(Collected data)
## Begin

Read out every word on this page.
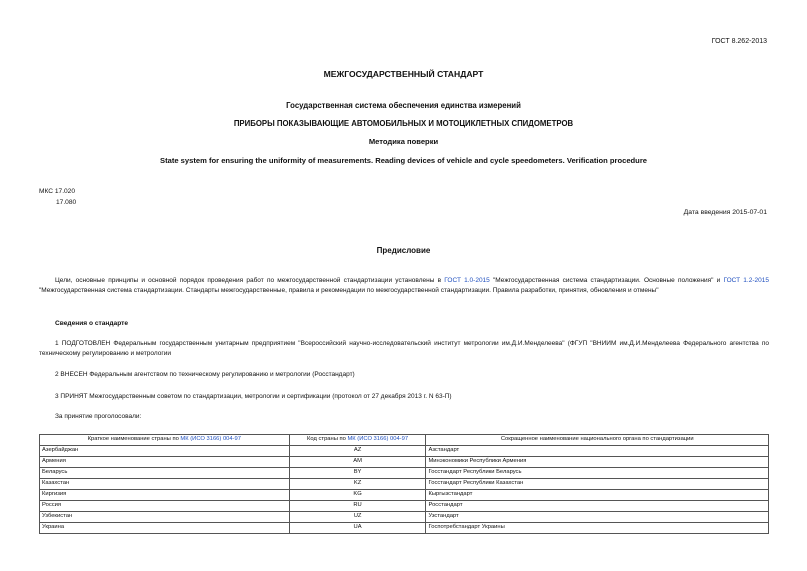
ГОСТ 8.262-2013
МЕЖГОСУДАРСТВЕННЫЙ СТАНДАРТ
Государственная система обеспечения единства измерений
ПРИБОРЫ ПОКАЗЫВАЮЩИЕ АВТОМОБИЛЬНЫХ И МОТОЦИКЛЕТНЫХ СПИДОМЕТРОВ
Методика поверки
State system for ensuring the uniformity of measurements. Reading devices of vehicle and cycle speedometers. Verification procedure
МКС 17.020
17.080
Дата введения 2015-07-01
Предисловие
Цели, основные принципы и основной порядок проведения работ по межгосударственной стандартизации установлены в ГОСТ 1.0-2015 "Межгосударственная система стандартизации. Основные положения" и ГОСТ 1.2-2015 "Межгосударственная система стандартизации. Стандарты межгосударственные, правила и рекомендации по межгосударственной стандартизации. Правила разработки, принятия, обновления и отмены"
Сведения о стандарте
1 ПОДГОТОВЛЕН Федеральным государственным унитарным предприятием "Всероссийский научно-исследовательский институт метрологии им.Д.И.Менделеева" (ФГУП "ВНИИМ им.Д.И.Менделеева Федерального агентства по техническому регулированию и метрологии
2 ВНЕСЕН Федеральным агентством по техническому регулированию и метрологии (Росстандарт)
3 ПРИНЯТ Межгосударственным советом по стандартизации, метрологии и сертификации (протокол от 27 декабря 2013 г. N 63-П)
За принятие проголосовали:
Краткое наименование страны по МК (ИСО 3166) 004-97	Код страны по МК (ИСО 3166) 004-97	Сокращенное наименование национального органа по стандартизации
Азербайджан	AZ	Азстандарт
Армения	AM	Минэкономики Республики Армения
Беларусь	BY	Госстандарт Республики Беларусь
Казахстан	KZ	Госстандарт Республики Казахстан
Киргизия	KG	Кыргызстандарт
Россия	RU	Росстандарт
Узбекистан	UZ	Узстандарт
Украина	UA	Госпотребстандарт Украины
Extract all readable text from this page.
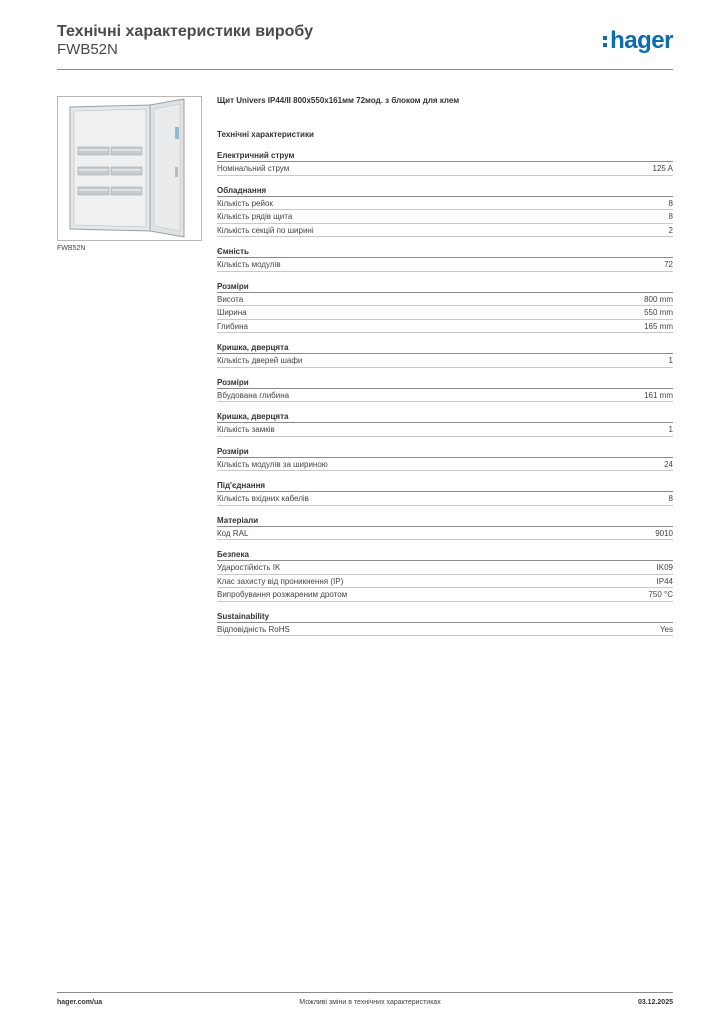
Технічні характеристики виробу
FWB52N	hager
FWB52N
Щит Univers IP44/II 800x550x161мм 72мод. з блоком для клем
Технічні характеристики
Електричний струм
Номінальний струм	125 A
Обладнання
Кількість рейок	8
Кількість рядів щита	8
Кількість секцій по ширині	2
Ємність
Кількість модулів	72
Розміри
Висота	800 mm
Ширина	550 mm
Глибина	165 mm
Кришка, дверцята
Кількість дверей шафи	1
Розміри
Вбудована глибина	161 mm
Кришка, дверцята
Кількість замків	1
Розміри
Кількість модулів за шириною	24
Під'єднання
Кількість вхідних кабелів	8
Матеріали
Код RAL	9010
Безпека
Ударостійкість IK	IK09
Клас захисту від проникнення (IP)	IP44
Випробування розжареним дротом	750 °C
Sustainability
Відповідність RoHS	Yes
hager.com/ua	Можливі зміни в технічних характеристиках	03.12.2025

## End

Written request =>
Restate the full listing verbatim and drop every picture.

Output of the task =>
Read out every word on this page.
ГОСТ 8.262-2013
МЕЖГОСУДАРСТВЕННЫЙ СТАНДАРТ
Государственная система обеспечения единства измерений
ПРИБОРЫ ПОКАЗЫВАЮЩИЕ АВТОМОБИЛЬНЫХ И МОТОЦИКЛЕТНЫХ СПИДОМЕТРОВ
Методика поверки
State system for ensuring the uniformity of measurements. Reading devices of vehicle and cycle speedometers. Verification procedure
МКС 17.020
17.080
Дата введения 2015-07-01
Предисловие
Цели, основные принципы и основной порядок проведения работ по межгосударственной стандартизации установлены в ГОСТ 1.0-2015 "Межгосударственная система стандартизации. Основные положения" и ГОСТ 1.2-2015 "Межгосударственная система стандартизации. Стандарты межгосударственные, правила и рекомендации по межгосударственной стандартизации. Правила разработки, принятия, обновления и отмены"
Сведения о стандарте
1 ПОДГОТОВЛЕН Федеральным государственным унитарным предприятием "Всероссийский научно-исследовательский институт метрологии им.Д.И.Менделеева" (ФГУП "ВНИИМ им.Д.И.Менделеева Федерального агентства по техническому регулированию и метрологии
2 ВНЕСЕН Федеральным агентством по техническому регулированию и метрологии (Росстандарт)
3 ПРИНЯТ Межгосударственным советом по стандартизации, метрологии и сертификации (протокол от 27 декабря 2013 г. N 63-П)
За принятие проголосовали:
Краткое наименование страны по МК (ИСО 3166) 004-97	Код страны по МК (ИСО 3166) 004-97	Сокращенное наименование национального органа по стандартизации
Азербайджан	AZ	Азстандарт
Армения	AM	Минэкономики Республики Армения
Беларусь	BY	Госстандарт Республики Беларусь
Казахстан	KZ	Госстандарт Республики Казахстан
Киргизия	KG	Кыргызстандарт
Россия	RU	Росстандарт
Узбекистан	UZ	Узстандарт
Украина	UA	Госпотребстандарт Украины
Extract all readable text from this page.
Технічні характеристики виробу
FWB52N	hager
FWB52N
Щит Univers IP44/II 800x550x161мм 72мод. з блоком для клем
Технічні характеристики
Електричний струм
Номінальний струм	125 A
Обладнання
Кількість рейок	8
Кількість рядів щита	8
Кількість секцій по ширині	2
Ємність
Кількість модулів	72
Розміри
Висота	800 mm
Ширина	550 mm
Глибина	165 mm
Кришка, дверцята
Кількість дверей шафи	1
Розміри
Вбудована глибина	161 mm
Кришка, дверцята
Кількість замків	1
Розміри
Кількість модулів за шириною	24
Під'єднання
Кількість вхідних кабелів	8
Матеріали
Код RAL	9010
Безпека
Ударостійкість IK	IK09
Клас захисту від проникнення (IP)	IP44
Випробування розжареним дротом	750 °C
Sustainability
Відповідність RoHS	Yes
hager.com/ua	Можливі зміни в технічних характеристиках	03.12.2025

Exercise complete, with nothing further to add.